Identify each line containing the word "Contacto" and copy it.

— START Dataset records —

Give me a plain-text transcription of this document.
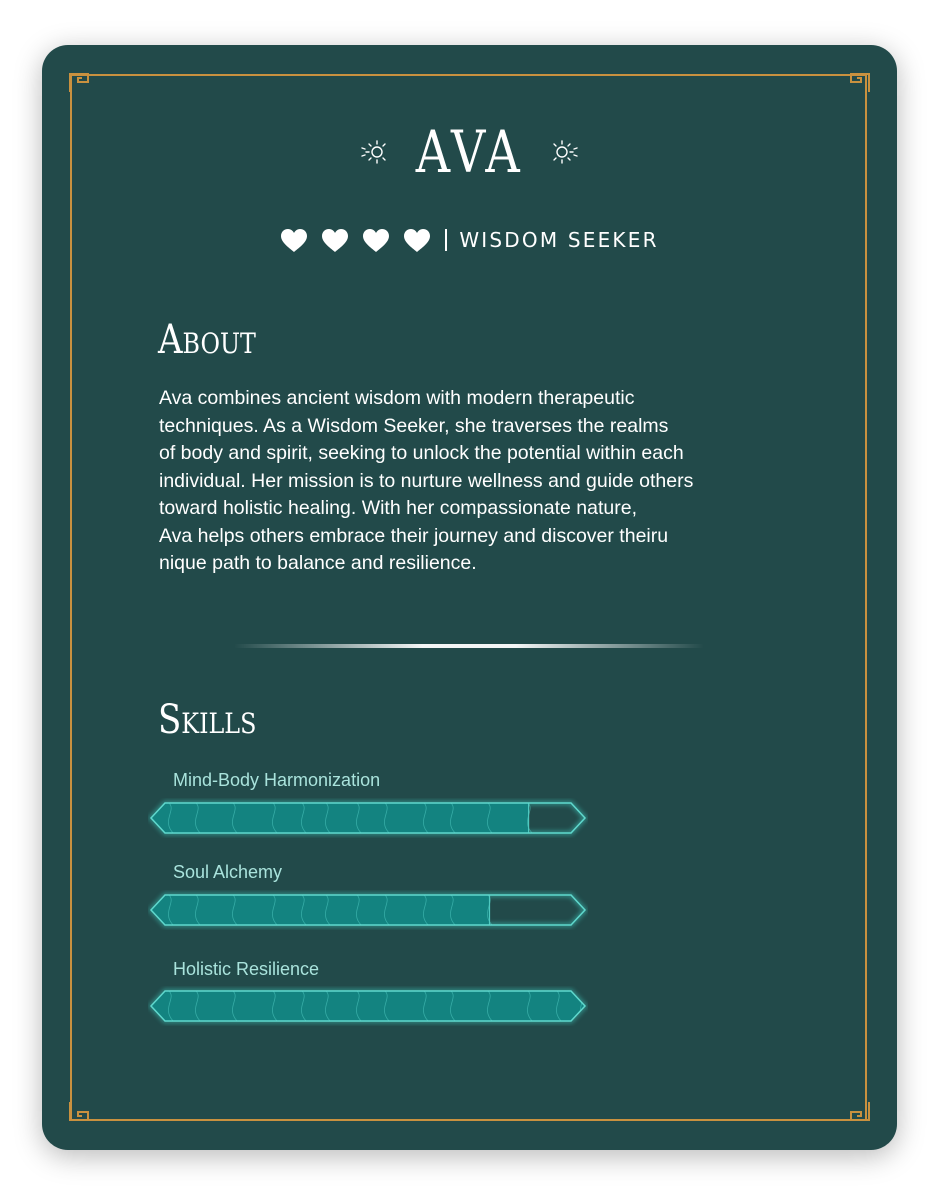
AVA
WISDOM SEEKER
About
Ava combines ancient wisdom with modern therapeutic
techniques. As a Wisdom Seeker, she traverses the realms
of body and spirit, seeking to unlock the potential within each
individual. Her mission is to nurture wellness and guide others
toward holistic healing. With her compassionate nature,
Ava helps others embrace their journey and discover theiru
nique path to balance and resilience.
Skills
Mind-Body Harmonization
Soul Alchemy
Holistic Resilience
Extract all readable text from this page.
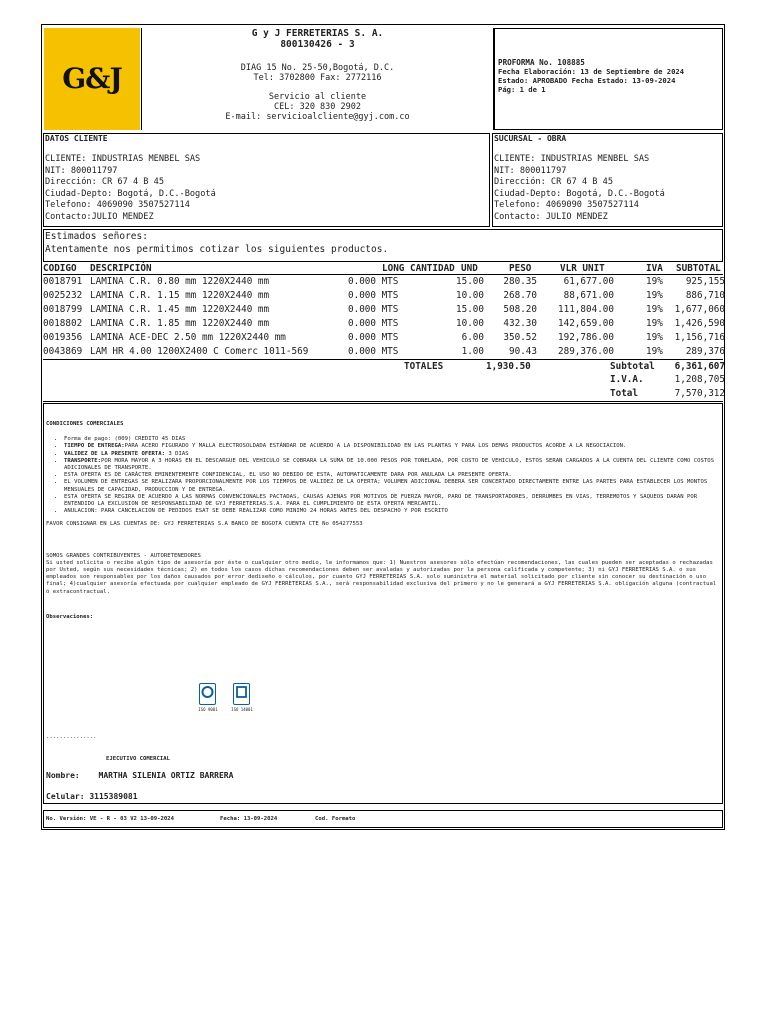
G&J
G y J FERRETERIAS S. A.
800130426 - 3
DIAG 15 No. 25-50,Bogotá, D.C.
Tel: 3702800 Fax: 2772116
Servicio al cliente
CEL: 320 830 2902
E-mail: servicioalcliente@gyj.com.co
PROFORMA No. 108885
Fecha Elaboración: 13 de Septiembre de 2024
Estado: APROBADO Fecha Estado: 13-09-2024
Pág: 1 de 1
DATOS CLIENTE
CLIENTE: INDUSTRIAS MENBEL SAS
NIT: 800011797
Dirección: CR 67 4 B 45
Ciudad-Depto: Bogotá, D.C.-Bogotá
Telefono: 4069090 3507527114
Contacto:JULIO MENDEZ
SUCURSAL - OBRA
CLIENTE: INDUSTRIAS MENBEL SAS
NIT: 800011797
Dirección: CR 67 4 B 45
Ciudad-Depto: Bogotá, D.C.-Bogotá
Telefono: 4069090 3507527114
Contacto: JULIO MENDEZ
Estimados señores:
Atentamente nos permitimos cotizar los siguientes productos.
CODIGO DESCRIPCIÓN	LONG CANTIDAD UND	PESO	VLR UNIT	IVA SUBTOTAL
0018791 LAMINA C.R. 0.80 mm 1220X2440 mm	0.000 MTS	15.00 280.35	61,677.00	19% 925,155
0025232 LAMINA C.R. 1.15 mm 1220X2440 mm	0.000 MTS	10.00 268.70	88,671.00	19% 886,710
0018799 LAMINA C.R. 1.45 mm 1220X2440 mm	0.000 MTS	15.00 508.20 111,804.00	19% 1,677,060
0018802 LAMINA C.R. 1.85 mm 1220X2440 mm	0.000 MTS	10.00 432.30 142,659.00	19% 1,426,590
0019356 LAMINA ACE-DEC 2.50 mm 1220X2440 mm	0.000 MTS	6.00 350.52 192,786.00	19% 1,156,716
0043869 LAM HR 4.00 1200X2400 C Comerc 1011-569	0.000 MTS	1.00	90.43 289,376.00	19% 289,376
TOTALES	1,930.50	Subtotal 6,361,607
I.V.A.	1,208,705
Total	7,570,312
CONDICIONES COMERCIALES
• Forma de pago: (009) CREDITO 45 DIAS
• TIEMPO DE ENTREGA:PARA ACERO FIGURADO Y MALLA ELECTROSOLDADA ESTÁNDAR DE ACUERDO A LA DISPONIBILIDAD EN LAS PLANTAS Y PARA LOS DEMAS PRODUCTOS ACORDE A LA NEGOCIACION.
• VALIDEZ DE LA PRESENTE OFERTA: 3 DIAS
• TRANSPORTE:POR MORA MAYOR A 3 HORAS EN EL DESCARGUE DEL VEHICULO SE COBRARA LA SUMA DE 10.000 PESOS POR TONELADA, POR COSTO DE VEHICULO, ESTOS SERAN CARGADOS A LA CUENTA DEL CLIENTE COMO COSTOS ADICIONALES DE TRANSPORTE.
• ESTA OFERTA ES DE CARÁCTER EMINENTEMENTE CONFIDENCIAL, EL USO NO DEBIDO DE ESTA, AUTOMATICAMENTE DARA POR ANULADA LA PRESENTE OFERTA.
• EL VOLUMEN DE ENTREGAS SE REALIZARA PROPORCIONALMENTE POR LOS TIEMPOS DE VALIDEZ DE LA OFERTA; VOLUMEN ADICIONAL DEBERA SER CONCERTADO DIRECTAMENTE ENTRE LAS PARTES PARA ESTABLECER LOS MONTOS MENSUALES DE CAPACIDAD, PRODUCCION Y DE ENTREGA.
• ESTA OFERTA SE REGIRA DE ACUERDO A LAS NORMAS CONVENCIONALES PACTADAS, CAUSAS AJENAS POR MOTIVOS DE FUERZA MAYOR, PARO DE TRANSPORTADORES, DERRUMBES EN VIAS, TERREMOTOS Y SAQUEOS DARAN POR ENTENDIDO LA EXCLUSION DE RESPONSABILIDAD DE GYJ FERRETERIAS.S.A. PARA EL CUMPLIMIENTO DE ESTA OFERTA MERCANTIL.
• ANULACION: PARA CANCELACION DE PEDIDOS ESAT SE DEBE REALIZAR COMO MINIMO 24 HORAS ANTES DEL DESPACHO Y POR ESCRITO
FAVOR CONSIGNAR EN LAS CUENTAS DE: GYJ FERRETERIAS S.A BANCO DE BOGOTA CUENTA CTE No 054277553
SOMOS GRANDES CONTRIBUYENTES - AUTORETENEDORES
Si usted solicita o recibe algún tipo de asesoría por éste o cualquier otro medio, le informamos que: 1) Nuestros asesores sólo efectúan recomendaciones, las cuales pueden ser aceptadas o rechazadas por Usted, según sus necesidades técnicas; 2) en todos los casos dichas recomendaciones deben ser avaladas y autorizadas por la persona calificada y competente; 3) ni GYJ FERRETERIAS S.A. o sus empleados son responsables por los daños causados por error dediseño o cálculos, por cuanto GYJ FERRETERIAS S.A. solo suministra el material solicitado por cliente sin conocer su destinación o uso final; 4)cualquier asesoría efectuada por cualquier empleado de GYJ FERRETERIAS S.A., será responsabilidad exclusiva del primero y no le generará a GYJ FERRETERIAS S.A. obligación alguna (contractual ó extracontractual.
Observaciones:
ISO 9001	ISO 14001
...............
EJECUTIVO COMERCIAL
Nombre: MARTHA SILENIA ORTIZ BARRERA
Celular: 3115389081
No. Versión: VE - R - 03 V2 13-09-2024	Fecha: 13-09-2024	Cod. Formato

— END Dataset records —

Exercise solution:
Contacto:JULIO MENDEZ
Contacto: JULIO MENDEZ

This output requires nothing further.